PROBLEM TO WORK ON: Print all of the data exactly.

[Collected data entries]
***

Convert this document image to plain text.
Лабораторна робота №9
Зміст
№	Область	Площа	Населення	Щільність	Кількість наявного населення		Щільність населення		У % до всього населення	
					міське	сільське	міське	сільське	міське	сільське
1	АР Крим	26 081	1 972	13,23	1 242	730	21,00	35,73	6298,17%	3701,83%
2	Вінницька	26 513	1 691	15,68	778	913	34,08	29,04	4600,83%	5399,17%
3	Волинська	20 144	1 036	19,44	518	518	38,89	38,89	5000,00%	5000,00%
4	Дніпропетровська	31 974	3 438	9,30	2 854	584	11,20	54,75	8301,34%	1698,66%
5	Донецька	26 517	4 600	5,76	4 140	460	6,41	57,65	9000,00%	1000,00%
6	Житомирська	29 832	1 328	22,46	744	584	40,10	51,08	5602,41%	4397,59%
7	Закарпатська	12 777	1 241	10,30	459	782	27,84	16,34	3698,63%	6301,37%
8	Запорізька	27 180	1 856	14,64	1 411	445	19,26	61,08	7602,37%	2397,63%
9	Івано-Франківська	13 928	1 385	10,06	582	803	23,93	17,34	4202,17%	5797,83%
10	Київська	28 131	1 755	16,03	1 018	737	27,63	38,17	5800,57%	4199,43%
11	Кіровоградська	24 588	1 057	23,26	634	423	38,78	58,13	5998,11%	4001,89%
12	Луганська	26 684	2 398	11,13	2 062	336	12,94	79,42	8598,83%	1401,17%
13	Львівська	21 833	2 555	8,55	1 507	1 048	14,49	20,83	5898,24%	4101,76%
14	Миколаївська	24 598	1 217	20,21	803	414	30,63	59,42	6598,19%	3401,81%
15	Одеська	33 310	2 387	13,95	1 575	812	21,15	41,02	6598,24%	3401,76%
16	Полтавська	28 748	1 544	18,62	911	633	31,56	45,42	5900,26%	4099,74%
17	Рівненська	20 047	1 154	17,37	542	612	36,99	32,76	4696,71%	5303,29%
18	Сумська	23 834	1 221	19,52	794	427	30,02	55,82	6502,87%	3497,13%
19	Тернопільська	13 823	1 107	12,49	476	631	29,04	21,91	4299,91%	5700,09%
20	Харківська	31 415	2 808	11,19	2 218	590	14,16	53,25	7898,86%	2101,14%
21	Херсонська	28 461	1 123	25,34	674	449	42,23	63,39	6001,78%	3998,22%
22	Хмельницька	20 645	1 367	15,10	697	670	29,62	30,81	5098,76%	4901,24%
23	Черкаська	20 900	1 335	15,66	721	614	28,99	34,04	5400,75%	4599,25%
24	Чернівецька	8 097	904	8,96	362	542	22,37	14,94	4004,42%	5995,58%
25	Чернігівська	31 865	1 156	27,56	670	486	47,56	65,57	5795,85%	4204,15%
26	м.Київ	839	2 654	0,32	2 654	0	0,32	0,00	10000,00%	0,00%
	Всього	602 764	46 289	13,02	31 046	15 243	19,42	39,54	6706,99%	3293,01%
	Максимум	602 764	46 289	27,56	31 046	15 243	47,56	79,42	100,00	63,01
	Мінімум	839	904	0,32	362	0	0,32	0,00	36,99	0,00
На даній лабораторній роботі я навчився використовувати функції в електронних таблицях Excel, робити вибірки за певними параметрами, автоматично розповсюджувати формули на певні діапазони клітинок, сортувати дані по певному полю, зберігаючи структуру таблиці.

***

WRITTEN SOLUTION:
Convert this document image to plain text.
Лабораторна робота №9
Зміст
№	Область	Площа	Населення	Щільність	Кількість наявного населення		Щільність населення		У % до всього населення	
					міське	сільське	міське	сільське	міське	сільське
1	АР Крим	26 081	1 972	13,23	1 242	730	21,00	35,73	6298,17%	3701,83%
2	Вінницька	26 513	1 691	15,68	778	913	34,08	29,04	4600,83%	5399,17%
3	Волинська	20 144	1 036	19,44	518	518	38,89	38,89	5000,00%	5000,00%
4	Дніпропетровська	31 974	3 438	9,30	2 854	584	11,20	54,75	8301,34%	1698,66%
5	Донецька	26 517	4 600	5,76	4 140	460	6,41	57,65	9000,00%	1000,00%
6	Житомирська	29 832	1 328	22,46	744	584	40,10	51,08	5602,41%	4397,59%
7	Закарпатська	12 777	1 241	10,30	459	782	27,84	16,34	3698,63%	6301,37%
8	Запорізька	27 180	1 856	14,64	1 411	445	19,26	61,08	7602,37%	2397,63%
9	Івано-Франківська	13 928	1 385	10,06	582	803	23,93	17,34	4202,17%	5797,83%
10	Київська	28 131	1 755	16,03	1 018	737	27,63	38,17	5800,57%	4199,43%
11	Кіровоградська	24 588	1 057	23,26	634	423	38,78	58,13	5998,11%	4001,89%
12	Луганська	26 684	2 398	11,13	2 062	336	12,94	79,42	8598,83%	1401,17%
13	Львівська	21 833	2 555	8,55	1 507	1 048	14,49	20,83	5898,24%	4101,76%
14	Миколаївська	24 598	1 217	20,21	803	414	30,63	59,42	6598,19%	3401,81%
15	Одеська	33 310	2 387	13,95	1 575	812	21,15	41,02	6598,24%	3401,76%
16	Полтавська	28 748	1 544	18,62	911	633	31,56	45,42	5900,26%	4099,74%
17	Рівненська	20 047	1 154	17,37	542	612	36,99	32,76	4696,71%	5303,29%
18	Сумська	23 834	1 221	19,52	794	427	30,02	55,82	6502,87%	3497,13%
19	Тернопільська	13 823	1 107	12,49	476	631	29,04	21,91	4299,91%	5700,09%
20	Харківська	31 415	2 808	11,19	2 218	590	14,16	53,25	7898,86%	2101,14%
21	Херсонська	28 461	1 123	25,34	674	449	42,23	63,39	6001,78%	3998,22%
22	Хмельницька	20 645	1 367	15,10	697	670	29,62	30,81	5098,76%	4901,24%
23	Черкаська	20 900	1 335	15,66	721	614	28,99	34,04	5400,75%	4599,25%
24	Чернівецька	8 097	904	8,96	362	542	22,37	14,94	4004,42%	5995,58%
25	Чернігівська	31 865	1 156	27,56	670	486	47,56	65,57	5795,85%	4204,15%
26	м.Київ	839	2 654	0,32	2 654	0	0,32	0,00	10000,00%	0,00%
	Всього	602 764	46 289	13,02	31 046	15 243	19,42	39,54	6706,99%	3293,01%
	Максимум	602 764	46 289	27,56	31 046	15 243	47,56	79,42	100,00	63,01
	Мінімум	839	904	0,32	362	0	0,32	0,00	36,99	0,00
На даній лабораторній роботі я навчився використовувати функції в електронних таблицях Excel, робити вибірки за певними параметрами, автоматично розповсюджувати формули на певні діапазони клітинок, сортувати дані по певному полю, зберігаючи структуру таблиці.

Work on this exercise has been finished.